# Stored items
***

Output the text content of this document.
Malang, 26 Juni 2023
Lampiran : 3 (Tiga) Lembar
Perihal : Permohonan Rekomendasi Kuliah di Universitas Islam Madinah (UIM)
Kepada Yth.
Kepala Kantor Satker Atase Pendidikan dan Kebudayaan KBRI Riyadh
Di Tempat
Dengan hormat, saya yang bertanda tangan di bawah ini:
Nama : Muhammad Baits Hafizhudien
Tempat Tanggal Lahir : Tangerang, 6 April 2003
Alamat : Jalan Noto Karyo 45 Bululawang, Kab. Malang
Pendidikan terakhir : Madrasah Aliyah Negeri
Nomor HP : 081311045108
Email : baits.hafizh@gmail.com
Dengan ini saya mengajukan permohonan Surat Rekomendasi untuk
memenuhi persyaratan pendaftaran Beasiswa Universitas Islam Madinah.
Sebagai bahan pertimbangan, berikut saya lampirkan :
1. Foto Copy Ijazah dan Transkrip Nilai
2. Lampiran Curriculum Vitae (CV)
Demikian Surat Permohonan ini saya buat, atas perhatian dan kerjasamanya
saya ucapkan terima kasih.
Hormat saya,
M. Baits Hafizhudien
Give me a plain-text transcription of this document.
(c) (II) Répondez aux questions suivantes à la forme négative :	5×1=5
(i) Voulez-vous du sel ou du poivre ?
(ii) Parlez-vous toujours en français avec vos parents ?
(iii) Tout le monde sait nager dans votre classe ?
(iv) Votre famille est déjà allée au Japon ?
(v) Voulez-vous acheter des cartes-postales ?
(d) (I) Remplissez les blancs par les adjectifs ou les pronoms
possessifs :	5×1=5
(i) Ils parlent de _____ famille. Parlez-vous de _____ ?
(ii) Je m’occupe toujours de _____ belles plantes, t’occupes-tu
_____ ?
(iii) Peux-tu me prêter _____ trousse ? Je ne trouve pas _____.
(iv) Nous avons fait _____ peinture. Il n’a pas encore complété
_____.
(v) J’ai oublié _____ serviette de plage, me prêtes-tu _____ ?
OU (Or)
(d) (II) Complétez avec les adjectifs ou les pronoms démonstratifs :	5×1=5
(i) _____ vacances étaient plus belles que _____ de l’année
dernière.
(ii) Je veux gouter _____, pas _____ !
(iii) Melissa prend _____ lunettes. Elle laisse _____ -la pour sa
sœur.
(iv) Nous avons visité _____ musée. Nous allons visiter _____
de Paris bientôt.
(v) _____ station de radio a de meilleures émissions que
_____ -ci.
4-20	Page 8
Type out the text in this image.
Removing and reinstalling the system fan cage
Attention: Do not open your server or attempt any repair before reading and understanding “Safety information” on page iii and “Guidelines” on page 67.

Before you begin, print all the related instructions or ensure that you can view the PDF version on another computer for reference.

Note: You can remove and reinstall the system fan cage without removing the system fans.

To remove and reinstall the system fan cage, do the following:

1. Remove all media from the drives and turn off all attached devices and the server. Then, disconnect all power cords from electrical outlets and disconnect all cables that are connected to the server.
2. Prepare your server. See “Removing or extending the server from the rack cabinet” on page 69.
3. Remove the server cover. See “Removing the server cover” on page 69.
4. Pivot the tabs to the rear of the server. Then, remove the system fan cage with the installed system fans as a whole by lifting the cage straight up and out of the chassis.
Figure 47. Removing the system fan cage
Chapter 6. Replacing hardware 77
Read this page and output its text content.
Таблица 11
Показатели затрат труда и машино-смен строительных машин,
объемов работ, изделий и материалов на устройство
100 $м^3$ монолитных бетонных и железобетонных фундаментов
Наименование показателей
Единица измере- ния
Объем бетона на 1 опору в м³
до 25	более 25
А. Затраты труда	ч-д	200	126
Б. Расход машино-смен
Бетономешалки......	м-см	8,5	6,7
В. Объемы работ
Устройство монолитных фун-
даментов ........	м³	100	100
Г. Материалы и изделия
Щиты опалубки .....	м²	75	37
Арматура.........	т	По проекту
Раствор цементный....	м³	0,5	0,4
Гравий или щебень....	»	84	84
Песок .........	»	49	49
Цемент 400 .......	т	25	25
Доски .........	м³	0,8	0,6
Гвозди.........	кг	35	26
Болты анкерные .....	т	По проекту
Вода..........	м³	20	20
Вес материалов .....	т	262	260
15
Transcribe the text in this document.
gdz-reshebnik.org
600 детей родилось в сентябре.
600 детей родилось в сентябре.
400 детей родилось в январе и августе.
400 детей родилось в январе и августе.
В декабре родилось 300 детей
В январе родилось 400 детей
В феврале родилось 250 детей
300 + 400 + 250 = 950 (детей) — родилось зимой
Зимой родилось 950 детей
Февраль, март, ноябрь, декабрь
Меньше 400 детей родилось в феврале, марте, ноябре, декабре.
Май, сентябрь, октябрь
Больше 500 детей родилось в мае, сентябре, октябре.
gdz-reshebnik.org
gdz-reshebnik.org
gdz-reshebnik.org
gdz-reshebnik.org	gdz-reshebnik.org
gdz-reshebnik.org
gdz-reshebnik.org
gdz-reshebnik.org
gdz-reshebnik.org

***

# Goal of the exercise
Output every entry shown above, exactly.

# Task solution
Output the text content of this document.
Malang, 26 Juni 2023
Lampiran : 3 (Tiga) Lembar
Perihal : Permohonan Rekomendasi Kuliah di Universitas Islam Madinah (UIM)
Kepada Yth.
Kepala Kantor Satker Atase Pendidikan dan Kebudayaan KBRI Riyadh
Di Tempat
Dengan hormat, saya yang bertanda tangan di bawah ini:
Nama : Muhammad Baits Hafizhudien
Tempat Tanggal Lahir : Tangerang, 6 April 2003
Alamat : Jalan Noto Karyo 45 Bululawang, Kab. Malang
Pendidikan terakhir : Madrasah Aliyah Negeri
Nomor HP : 081311045108
Email : baits.hafizh@gmail.com
Dengan ini saya mengajukan permohonan Surat Rekomendasi untuk
memenuhi persyaratan pendaftaran Beasiswa Universitas Islam Madinah.
Sebagai bahan pertimbangan, berikut saya lampirkan :
1. Foto Copy Ijazah dan Transkrip Nilai
2. Lampiran Curriculum Vitae (CV)
Demikian Surat Permohonan ini saya buat, atas perhatian dan kerjasamanya
saya ucapkan terima kasih.
Hormat saya,
M. Baits Hafizhudien
Give me a plain-text transcription of this document.
(c) (II) Répondez aux questions suivantes à la forme négative :	5×1=5
(i) Voulez-vous du sel ou du poivre ?
(ii) Parlez-vous toujours en français avec vos parents ?
(iii) Tout le monde sait nager dans votre classe ?
(iv) Votre famille est déjà allée au Japon ?
(v) Voulez-vous acheter des cartes-postales ?
(d) (I) Remplissez les blancs par les adjectifs ou les pronoms
possessifs :	5×1=5
(i) Ils parlent de _____ famille. Parlez-vous de _____ ?
(ii) Je m’occupe toujours de _____ belles plantes, t’occupes-tu
_____ ?
(iii) Peux-tu me prêter _____ trousse ? Je ne trouve pas _____.
(iv) Nous avons fait _____ peinture. Il n’a pas encore complété
_____.
(v) J’ai oublié _____ serviette de plage, me prêtes-tu _____ ?
OU (Or)
(d) (II) Complétez avec les adjectifs ou les pronoms démonstratifs :	5×1=5
(i) _____ vacances étaient plus belles que _____ de l’année
dernière.
(ii) Je veux gouter _____, pas _____ !
(iii) Melissa prend _____ lunettes. Elle laisse _____ -la pour sa
sœur.
(iv) Nous avons visité _____ musée. Nous allons visiter _____
de Paris bientôt.
(v) _____ station de radio a de meilleures émissions que
_____ -ci.
4-20	Page 8
Type out the text in this image.
Removing and reinstalling the system fan cage
Attention: Do not open your server or attempt any repair before reading and understanding “Safety information” on page iii and “Guidelines” on page 67.

Before you begin, print all the related instructions or ensure that you can view the PDF version on another computer for reference.

Note: You can remove and reinstall the system fan cage without removing the system fans.

To remove and reinstall the system fan cage, do the following:

1. Remove all media from the drives and turn off all attached devices and the server. Then, disconnect all power cords from electrical outlets and disconnect all cables that are connected to the server.
2. Prepare your server. See “Removing or extending the server from the rack cabinet” on page 69.
3. Remove the server cover. See “Removing the server cover” on page 69.
4. Pivot the tabs to the rear of the server. Then, remove the system fan cage with the installed system fans as a whole by lifting the cage straight up and out of the chassis.
Figure 47. Removing the system fan cage
Chapter 6. Replacing hardware 77
Read this page and output its text content.
Таблица 11
Показатели затрат труда и машино-смен строительных машин,
объемов работ, изделий и материалов на устройство
100 $м^3$ монолитных бетонных и железобетонных фундаментов
Наименование показателей
Единица измере- ния
Объем бетона на 1 опору в м³
до 25	более 25
А. Затраты труда	ч-д	200	126
Б. Расход машино-смен
Бетономешалки......	м-см	8,5	6,7
В. Объемы работ
Устройство монолитных фун-
даментов ........	м³	100	100
Г. Материалы и изделия
Щиты опалубки .....	м²	75	37
Арматура.........	т	По проекту
Раствор цементный....	м³	0,5	0,4
Гравий или щебень....	»	84	84
Песок .........	»	49	49
Цемент 400 .......	т	25	25
Доски .........	м³	0,8	0,6
Гвозди.........	кг	35	26
Болты анкерные .....	т	По проекту
Вода..........	м³	20	20
Вес материалов .....	т	262	260
15
Transcribe the text in this document.
gdz-reshebnik.org
600 детей родилось в сентябре.
600 детей родилось в сентябре.
400 детей родилось в январе и августе.
400 детей родилось в январе и августе.
В декабре родилось 300 детей
В январе родилось 400 детей
В феврале родилось 250 детей
300 + 400 + 250 = 950 (детей) — родилось зимой
Зимой родилось 950 детей
Февраль, март, ноябрь, декабрь
Меньше 400 детей родилось в феврале, марте, ноябре, декабре.
Май, сентябрь, октябрь
Больше 500 детей родилось в мае, сентябре, октябре.
gdz-reshebnik.org
gdz-reshebnik.org
gdz-reshebnik.org
gdz-reshebnik.org	gdz-reshebnik.org
gdz-reshebnik.org
gdz-reshebnik.org
gdz-reshebnik.org
gdz-reshebnik.org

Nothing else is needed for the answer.